Leave out the pictures and reproduce all of the data exactly.

Source records:
----------

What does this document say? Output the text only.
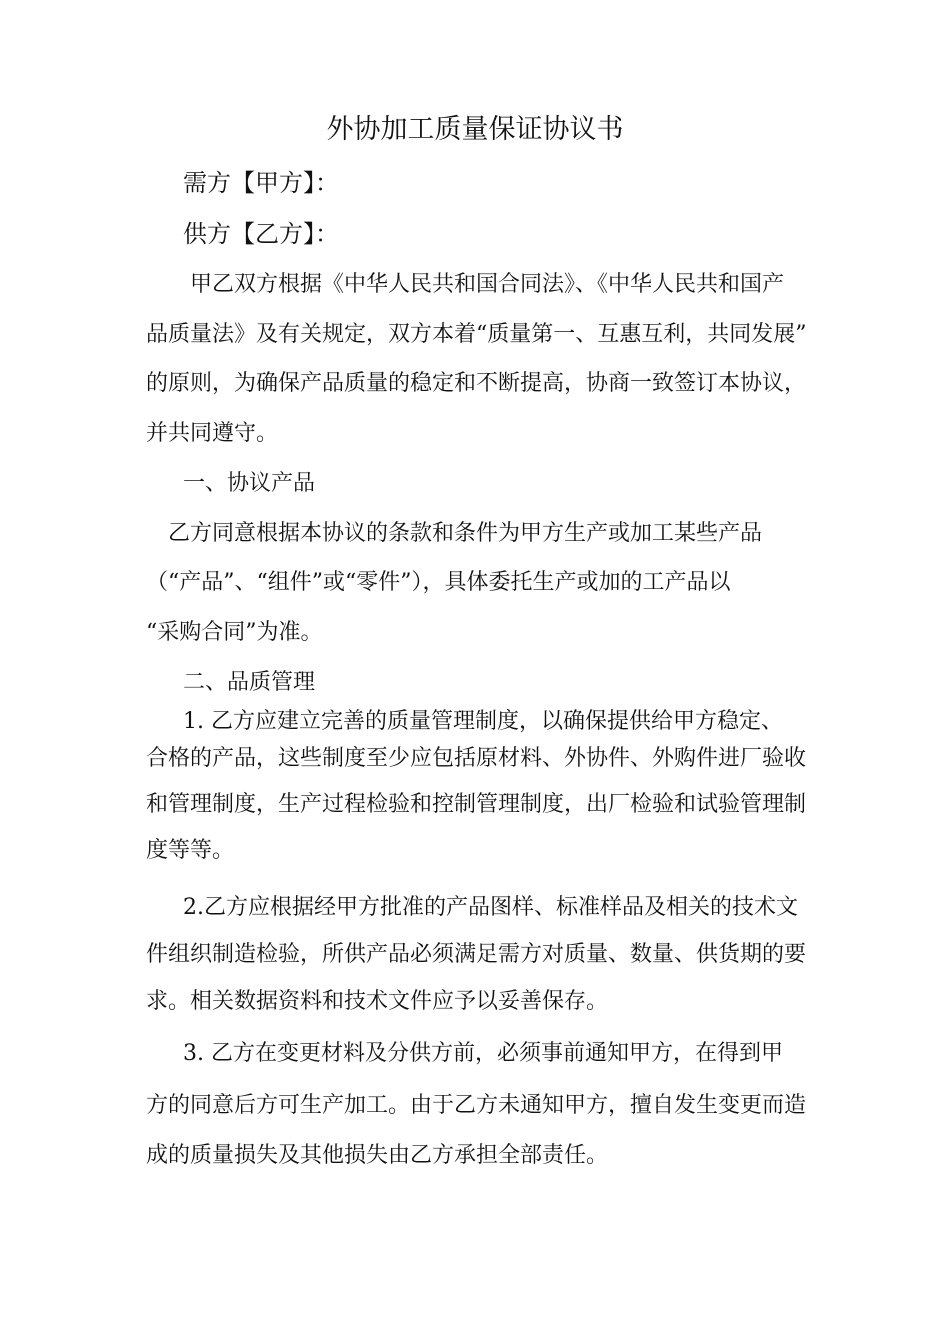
外协加工质量保证协议书
需方【甲方】：
供方【乙方】：
甲乙双方根据《中华人民共和国合同法》、《中华人民共和国产
品质量法》及有关规定，双方本着“质量第一、互惠互利，共同发展”
的原则，为确保产品质量的稳定和不断提高，协商一致签订本协议，
并共同遵守。
一、协议产品
乙方同意根据本协议的条款和条件为甲方生产或加工某些产品
（“产品”、“组件”或“零件”），具体委托生产或加的工产品以
“采购合同”为准。
二、品质管理
1. 乙方应建立完善的质量管理制度，以确保提供给甲方稳定、
合格的产品，这些制度至少应包括原材料、外协件、外购件进厂验收
和管理制度，生产过程检验和控制管理制度，出厂检验和试验管理制
度等等。
2.乙方应根据经甲方批准的产品图样、标准样品及相关的技术文
件组织制造检验，所供产品必须满足需方对质量、数量、供货期的要
求。相关数据资料和技术文件应予以妥善保存。
3. 乙方在变更材料及分供方前，必须事前通知甲方，在得到甲
方的同意后方可生产加工。由于乙方未通知甲方，擅自发生变更而造
成的质量损失及其他损失由乙方承担全部责任。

----------

THE COMPLETED TASK
What does this document say? Output the text only.
外协加工质量保证协议书
需方【甲方】：
供方【乙方】：
甲乙双方根据《中华人民共和国合同法》、《中华人民共和国产
品质量法》及有关规定，双方本着“质量第一、互惠互利，共同发展”
的原则，为确保产品质量的稳定和不断提高，协商一致签订本协议，
并共同遵守。
一、协议产品
乙方同意根据本协议的条款和条件为甲方生产或加工某些产品
（“产品”、“组件”或“零件”），具体委托生产或加的工产品以
“采购合同”为准。
二、品质管理
1. 乙方应建立完善的质量管理制度，以确保提供给甲方稳定、
合格的产品，这些制度至少应包括原材料、外协件、外购件进厂验收
和管理制度，生产过程检验和控制管理制度，出厂检验和试验管理制
度等等。
2.乙方应根据经甲方批准的产品图样、标准样品及相关的技术文
件组织制造检验，所供产品必须满足需方对质量、数量、供货期的要
求。相关数据资料和技术文件应予以妥善保存。
3. 乙方在变更材料及分供方前，必须事前通知甲方，在得到甲
方的同意后方可生产加工。由于乙方未通知甲方，擅自发生变更而造
成的质量损失及其他损失由乙方承担全部责任。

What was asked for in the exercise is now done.